# Start of Records provided

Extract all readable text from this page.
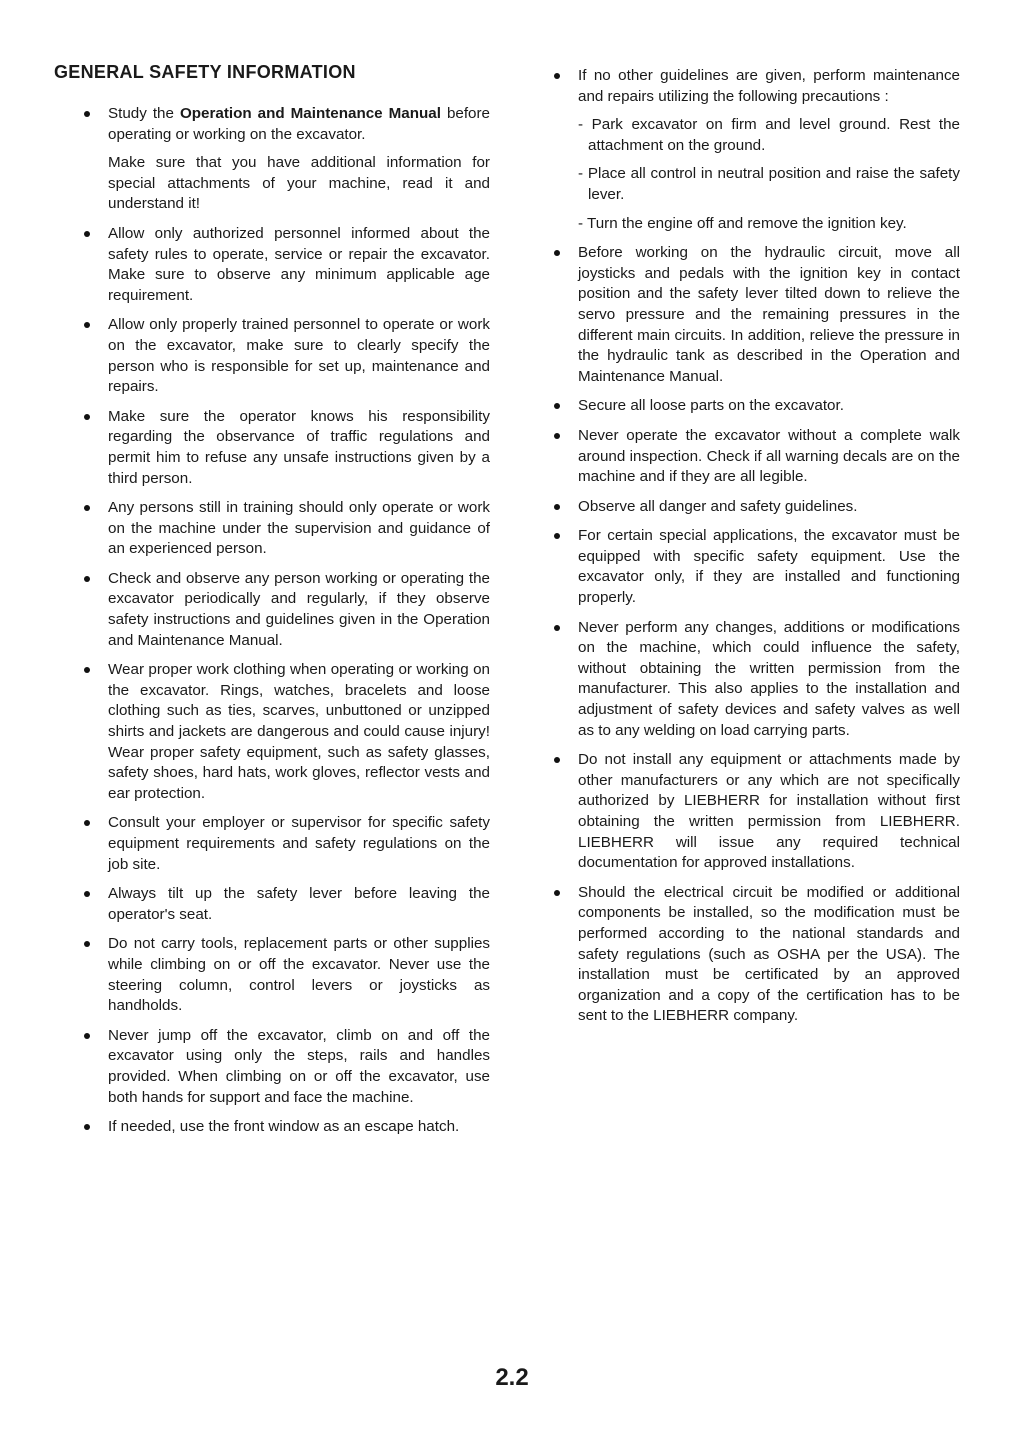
GENERAL SAFETY INFORMATION

Study the Operation and Maintenance Manual before operating or working on the excavator.

Make sure that you have additional information for special attachments of your machine, read it and understand it!

Allow only authorized personnel informed about the safety rules to operate, service or repair the excavator. Make sure to observe any minimum applicable age requirement.

Allow only properly trained personnel to operate or work on the excavator, make sure to clearly specify the person who is responsible for set up, maintenance and repairs.

Make sure the operator knows his responsibility regarding the observance of traffic regulations and permit him to refuse any unsafe instructions given by a third person.

Any persons still in training should only operate or work on the machine under the supervision and guidance of an experienced person.

Check and observe any person working or operating the excavator periodically and regularly, if they observe safety instructions and guidelines given in the Operation and Maintenance Manual.

Wear proper work clothing when operating or working on the excavator. Rings, watches, bracelets and loose clothing such as ties, scarves, unbuttoned or unzipped shirts and jackets are dangerous and could cause injury! Wear proper safety equipment, such as safety glasses, safety shoes, hard hats, work gloves, reflector vests and ear protection.

Consult your employer or supervisor for specific safety equipment requirements and safety regulations on the job site.

Always tilt up the safety lever before leaving the operator's seat.

Do not carry tools, replacement parts or other supplies while climbing on or off the excavator. Never use the steering column, control levers or joysticks as handholds.

Never jump off the excavator, climb on and off the excavator using only the steps, rails and handles provided. When climbing on or off the excavator, use both hands for support and face the machine.

If needed, use the front window as an escape hatch.

If no other guidelines are given, perform maintenance and repairs utilizing the following precautions :

- Park excavator on firm and level ground. Rest the attachment on the ground.

- Place all control in neutral position and raise the safety lever.

- Turn the engine off and remove the ignition key.

Before working on the hydraulic circuit, move all joysticks and pedals with the ignition key in contact position and the safety lever tilted down to relieve the servo pressure and the remaining pressures in the different main circuits. In addition, relieve the pressure in the hydraulic tank as described in the Operation and Maintenance Manual.

Secure all loose parts on the excavator.

Never operate the excavator without a complete walk around inspection. Check if all warning decals are on the machine and if they are all legible.

Observe all danger and safety guidelines.

For certain special applications, the excavator must be equipped with specific safety equipment. Use the excavator only, if they are installed and functioning properly.

Never perform any changes, additions or modifications on the machine, which could influence the safety, without obtaining the written permission from the manufacturer. This also applies to the installation and adjustment of safety devices and safety valves as well as to any welding on load carrying parts.

Do not install any equipment or attachments made by other manufacturers or any which are not specifically authorized by LIEBHERR for installation without first obtaining the written permission from LIEBHERR. LIEBHERR will issue any required technical documentation for approved installations.

Should the electrical circuit be modified or additional components be installed, so the modification must be performed according to the national standards and safety regulations (such as OSHA per the USA). The installation must be certificated by an approved organization and a copy of the certification has to be sent to the LIEBHERR company.

2.2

# End of Records provided

What the exercise asks: Return the entries unchanged, save for the pictures, which do not belong in the copy.

Solution:
Extract all readable text from this page.
GENERAL SAFETY INFORMATION

Study the Operation and Maintenance Manual before operating or working on the excavator.

Make sure that you have additional information for special attachments of your machine, read it and understand it!

Allow only authorized personnel informed about the safety rules to operate, service or repair the excavator. Make sure to observe any minimum applicable age requirement.

Allow only properly trained personnel to operate or work on the excavator, make sure to clearly specify the person who is responsible for set up, maintenance and repairs.

Make sure the operator knows his responsibility regarding the observance of traffic regulations and permit him to refuse any unsafe instructions given by a third person.

Any persons still in training should only operate or work on the machine under the supervision and guidance of an experienced person.

Check and observe any person working or operating the excavator periodically and regularly, if they observe safety instructions and guidelines given in the Operation and Maintenance Manual.

Wear proper work clothing when operating or working on the excavator. Rings, watches, bracelets and loose clothing such as ties, scarves, unbuttoned or unzipped shirts and jackets are dangerous and could cause injury! Wear proper safety equipment, such as safety glasses, safety shoes, hard hats, work gloves, reflector vests and ear protection.

Consult your employer or supervisor for specific safety equipment requirements and safety regulations on the job site.

Always tilt up the safety lever before leaving the operator's seat.

Do not carry tools, replacement parts or other supplies while climbing on or off the excavator. Never use the steering column, control levers or joysticks as handholds.

Never jump off the excavator, climb on and off the excavator using only the steps, rails and handles provided. When climbing on or off the excavator, use both hands for support and face the machine.

If needed, use the front window as an escape hatch.

If no other guidelines are given, perform maintenance and repairs utilizing the following precautions :

- Park excavator on firm and level ground. Rest the attachment on the ground.

- Place all control in neutral position and raise the safety lever.

- Turn the engine off and remove the ignition key.

Before working on the hydraulic circuit, move all joysticks and pedals with the ignition key in contact position and the safety lever tilted down to relieve the servo pressure and the remaining pressures in the different main circuits. In addition, relieve the pressure in the hydraulic tank as described in the Operation and Maintenance Manual.

Secure all loose parts on the excavator.

Never operate the excavator without a complete walk around inspection. Check if all warning decals are on the machine and if they are all legible.

Observe all danger and safety guidelines.

For certain special applications, the excavator must be equipped with specific safety equipment. Use the excavator only, if they are installed and functioning properly.

Never perform any changes, additions or modifications on the machine, which could influence the safety, without obtaining the written permission from the manufacturer. This also applies to the installation and adjustment of safety devices and safety valves as well as to any welding on load carrying parts.

Do not install any equipment or attachments made by other manufacturers or any which are not specifically authorized by LIEBHERR for installation without first obtaining the written permission from LIEBHERR. LIEBHERR will issue any required technical documentation for approved installations.

Should the electrical circuit be modified or additional components be installed, so the modification must be performed according to the national standards and safety regulations (such as OSHA per the USA). The installation must be certificated by an approved organization and a copy of the certification has to be sent to the LIEBHERR company.

2.2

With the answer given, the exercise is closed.